▸ **What needs to be done**
Below are records. Copy every line with "todas" in it.

★ ★ ★ ★ ★

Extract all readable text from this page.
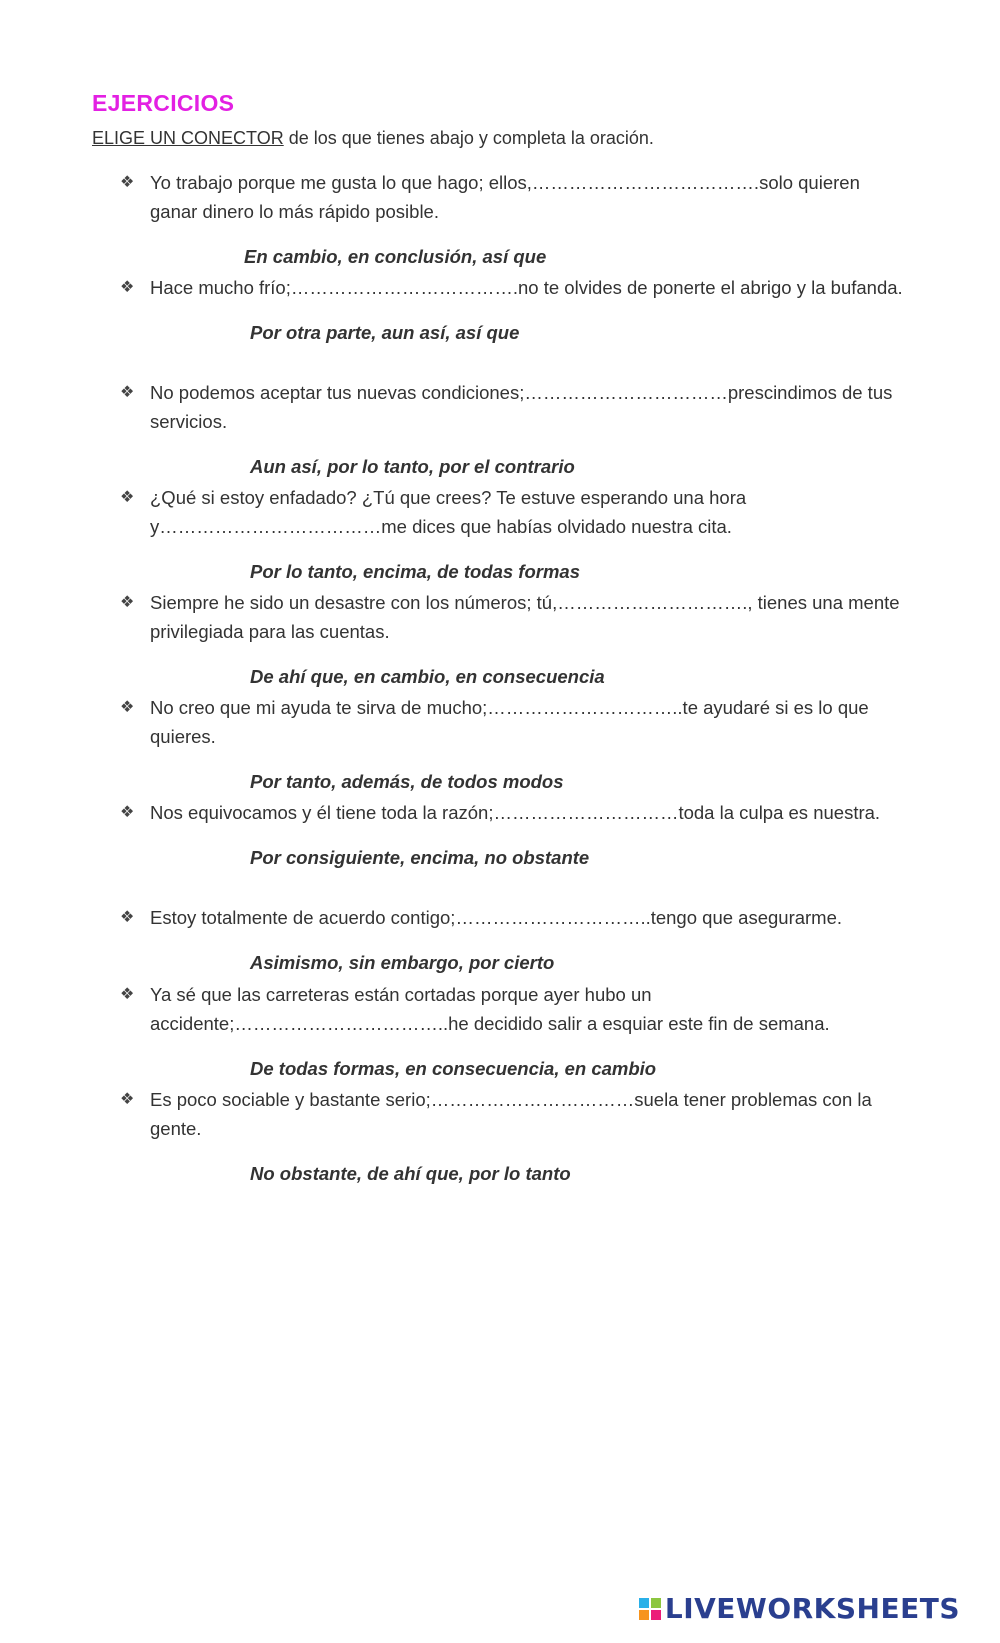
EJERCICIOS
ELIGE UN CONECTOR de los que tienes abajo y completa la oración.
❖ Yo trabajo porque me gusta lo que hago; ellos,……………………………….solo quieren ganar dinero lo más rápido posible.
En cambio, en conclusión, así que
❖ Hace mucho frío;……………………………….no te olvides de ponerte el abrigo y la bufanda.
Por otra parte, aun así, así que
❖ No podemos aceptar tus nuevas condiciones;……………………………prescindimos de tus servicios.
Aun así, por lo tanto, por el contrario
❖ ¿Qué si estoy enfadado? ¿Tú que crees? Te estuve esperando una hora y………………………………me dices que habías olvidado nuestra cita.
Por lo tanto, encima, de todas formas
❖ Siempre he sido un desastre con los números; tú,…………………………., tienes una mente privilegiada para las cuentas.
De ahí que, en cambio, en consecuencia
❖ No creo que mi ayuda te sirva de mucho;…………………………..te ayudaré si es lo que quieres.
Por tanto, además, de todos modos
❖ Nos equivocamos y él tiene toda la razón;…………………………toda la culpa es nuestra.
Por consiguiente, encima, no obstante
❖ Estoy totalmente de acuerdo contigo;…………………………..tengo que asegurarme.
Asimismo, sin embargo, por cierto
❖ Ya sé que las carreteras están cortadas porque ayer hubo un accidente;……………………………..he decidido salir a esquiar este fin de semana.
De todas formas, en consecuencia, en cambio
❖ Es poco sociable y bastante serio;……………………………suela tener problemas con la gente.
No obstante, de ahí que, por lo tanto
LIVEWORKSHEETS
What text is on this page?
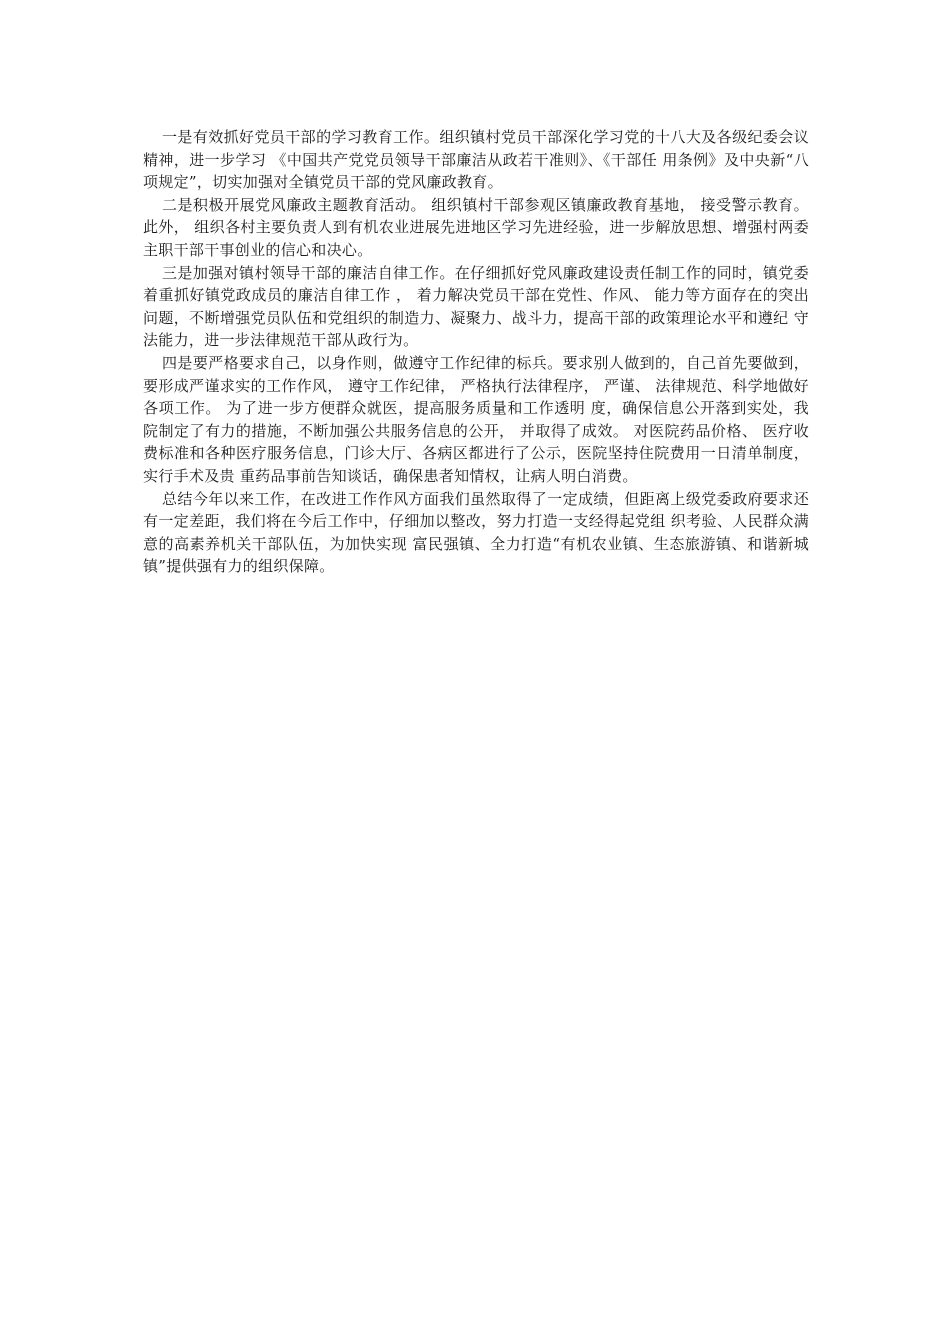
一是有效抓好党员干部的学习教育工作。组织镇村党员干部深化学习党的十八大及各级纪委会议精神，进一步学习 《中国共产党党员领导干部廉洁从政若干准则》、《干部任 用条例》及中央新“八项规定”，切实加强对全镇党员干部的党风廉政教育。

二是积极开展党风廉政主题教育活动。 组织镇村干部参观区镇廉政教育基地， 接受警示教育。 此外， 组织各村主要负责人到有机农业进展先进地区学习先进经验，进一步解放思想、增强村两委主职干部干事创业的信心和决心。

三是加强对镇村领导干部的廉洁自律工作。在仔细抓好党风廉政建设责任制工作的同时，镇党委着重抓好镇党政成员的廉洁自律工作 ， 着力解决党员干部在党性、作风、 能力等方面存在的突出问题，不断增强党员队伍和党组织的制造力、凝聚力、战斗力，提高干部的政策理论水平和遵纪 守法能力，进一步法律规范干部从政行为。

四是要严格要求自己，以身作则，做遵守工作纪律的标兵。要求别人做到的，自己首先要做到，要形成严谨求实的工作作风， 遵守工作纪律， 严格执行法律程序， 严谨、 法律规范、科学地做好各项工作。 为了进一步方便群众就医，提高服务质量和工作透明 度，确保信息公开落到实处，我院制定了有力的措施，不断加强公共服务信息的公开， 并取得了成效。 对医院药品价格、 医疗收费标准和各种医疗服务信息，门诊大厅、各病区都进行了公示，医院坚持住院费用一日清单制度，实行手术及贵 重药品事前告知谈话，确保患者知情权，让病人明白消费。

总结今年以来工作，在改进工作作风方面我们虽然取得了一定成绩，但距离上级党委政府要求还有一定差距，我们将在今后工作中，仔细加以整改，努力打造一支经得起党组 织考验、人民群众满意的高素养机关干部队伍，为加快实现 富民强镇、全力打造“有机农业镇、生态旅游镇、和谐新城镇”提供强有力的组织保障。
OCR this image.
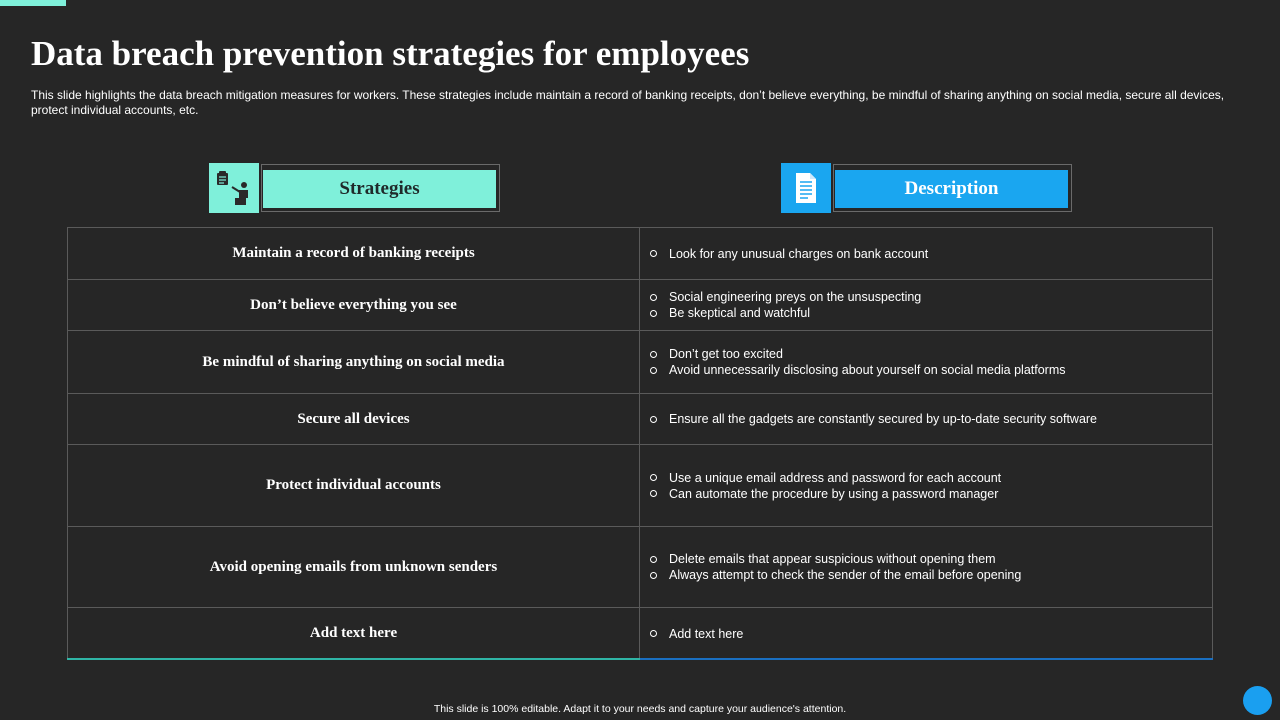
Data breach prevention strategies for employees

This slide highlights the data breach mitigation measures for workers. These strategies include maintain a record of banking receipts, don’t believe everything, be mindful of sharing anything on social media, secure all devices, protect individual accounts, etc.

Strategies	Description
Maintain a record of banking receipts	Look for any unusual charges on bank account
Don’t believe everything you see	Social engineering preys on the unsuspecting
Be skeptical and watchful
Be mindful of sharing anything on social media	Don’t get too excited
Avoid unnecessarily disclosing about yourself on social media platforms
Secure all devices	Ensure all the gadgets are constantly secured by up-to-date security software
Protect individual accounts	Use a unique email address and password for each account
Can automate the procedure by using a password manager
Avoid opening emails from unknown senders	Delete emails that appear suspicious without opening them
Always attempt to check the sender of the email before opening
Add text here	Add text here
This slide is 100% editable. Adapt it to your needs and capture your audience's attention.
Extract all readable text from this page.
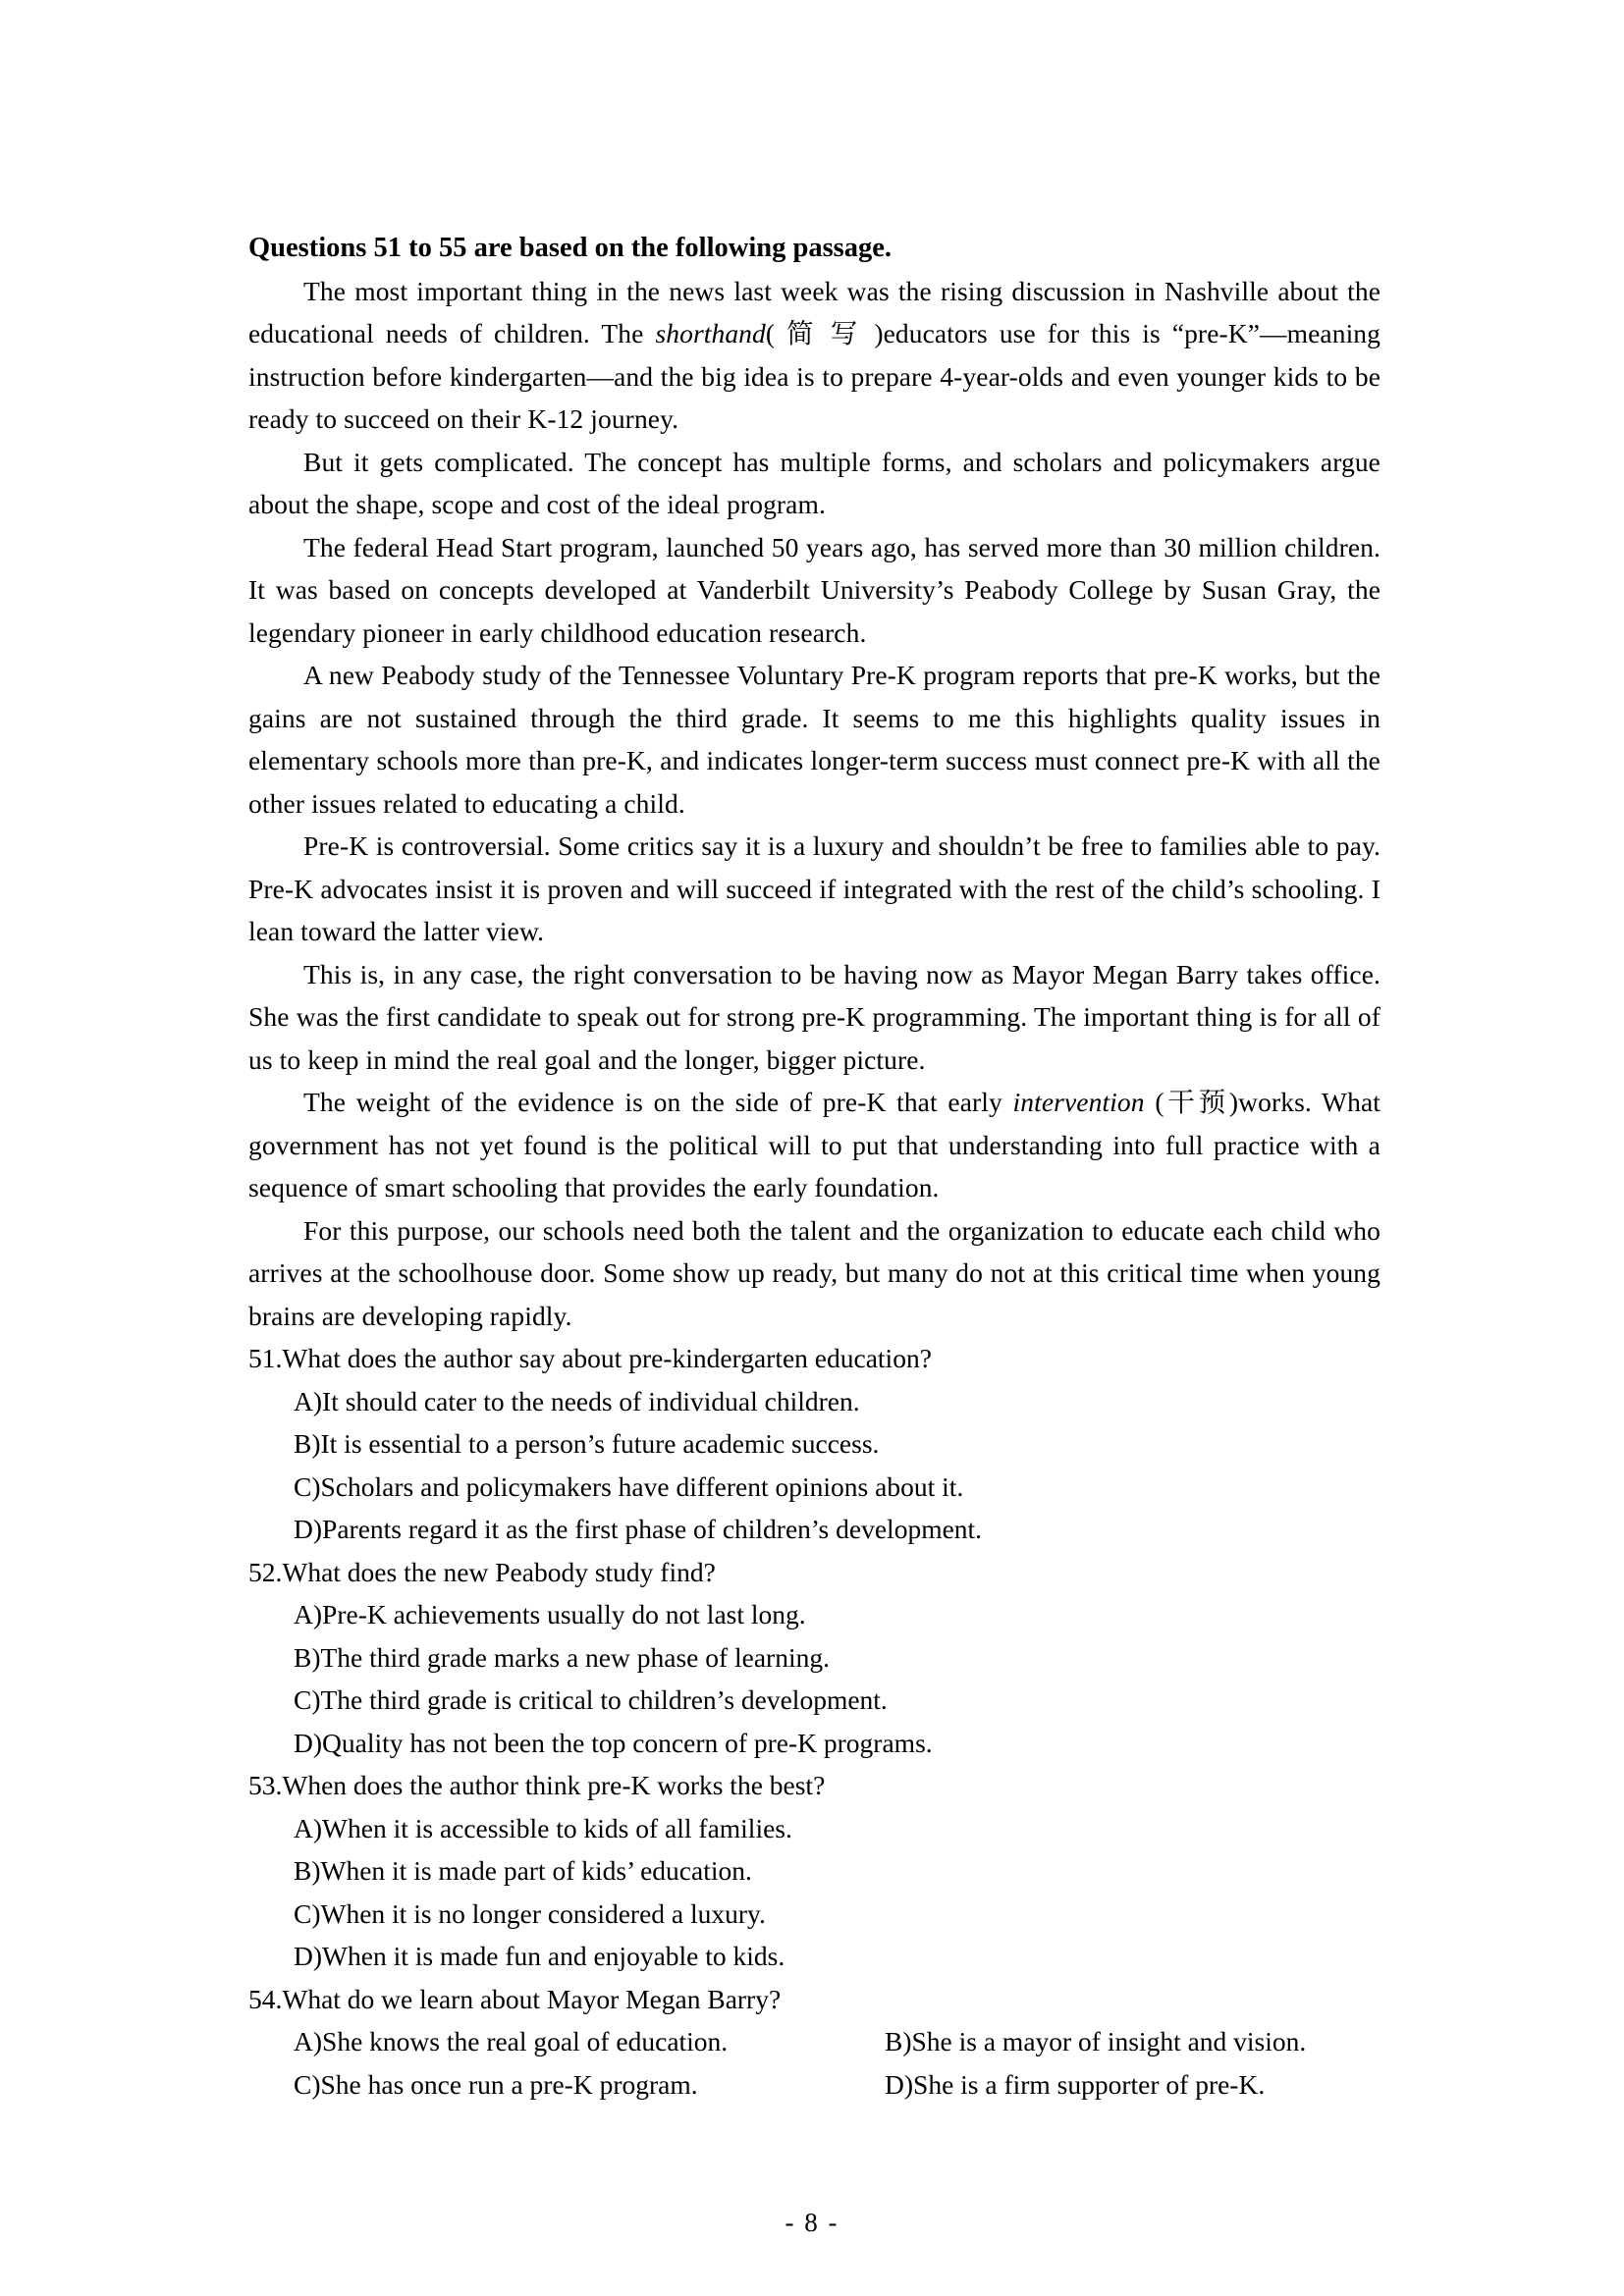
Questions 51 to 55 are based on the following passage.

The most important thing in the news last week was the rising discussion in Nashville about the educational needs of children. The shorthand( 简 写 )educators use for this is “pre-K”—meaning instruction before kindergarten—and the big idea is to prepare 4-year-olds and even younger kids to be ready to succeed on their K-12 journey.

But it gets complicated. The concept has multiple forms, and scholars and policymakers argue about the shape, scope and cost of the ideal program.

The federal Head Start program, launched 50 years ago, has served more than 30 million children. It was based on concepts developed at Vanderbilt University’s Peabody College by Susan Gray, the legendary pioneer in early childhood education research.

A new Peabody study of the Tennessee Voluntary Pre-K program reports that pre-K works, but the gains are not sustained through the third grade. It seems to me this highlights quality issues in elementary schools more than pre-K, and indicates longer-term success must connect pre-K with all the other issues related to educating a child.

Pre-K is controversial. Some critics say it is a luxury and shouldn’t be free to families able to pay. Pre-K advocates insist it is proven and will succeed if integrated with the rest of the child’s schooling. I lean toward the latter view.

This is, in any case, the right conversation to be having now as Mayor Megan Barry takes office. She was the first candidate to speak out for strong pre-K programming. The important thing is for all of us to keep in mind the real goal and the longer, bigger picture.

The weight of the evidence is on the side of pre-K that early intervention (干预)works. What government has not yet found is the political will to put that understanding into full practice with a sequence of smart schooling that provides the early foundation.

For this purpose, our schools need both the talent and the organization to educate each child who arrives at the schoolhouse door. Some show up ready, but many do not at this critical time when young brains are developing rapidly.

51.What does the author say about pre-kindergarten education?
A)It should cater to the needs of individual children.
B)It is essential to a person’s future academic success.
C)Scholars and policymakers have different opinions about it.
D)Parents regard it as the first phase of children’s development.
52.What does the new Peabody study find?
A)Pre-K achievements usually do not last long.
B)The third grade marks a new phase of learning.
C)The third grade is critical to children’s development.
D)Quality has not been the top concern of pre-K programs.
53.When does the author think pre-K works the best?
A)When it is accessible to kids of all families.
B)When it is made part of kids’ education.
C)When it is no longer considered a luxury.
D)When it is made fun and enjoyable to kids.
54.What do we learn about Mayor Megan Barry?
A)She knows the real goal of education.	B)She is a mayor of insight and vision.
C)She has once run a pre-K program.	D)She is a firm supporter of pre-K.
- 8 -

★ ★ ★ ★ ★

▸ **Completed task**
Por lo tanto, encima, de todas formas
De todas formas, en consecuencia, en cambio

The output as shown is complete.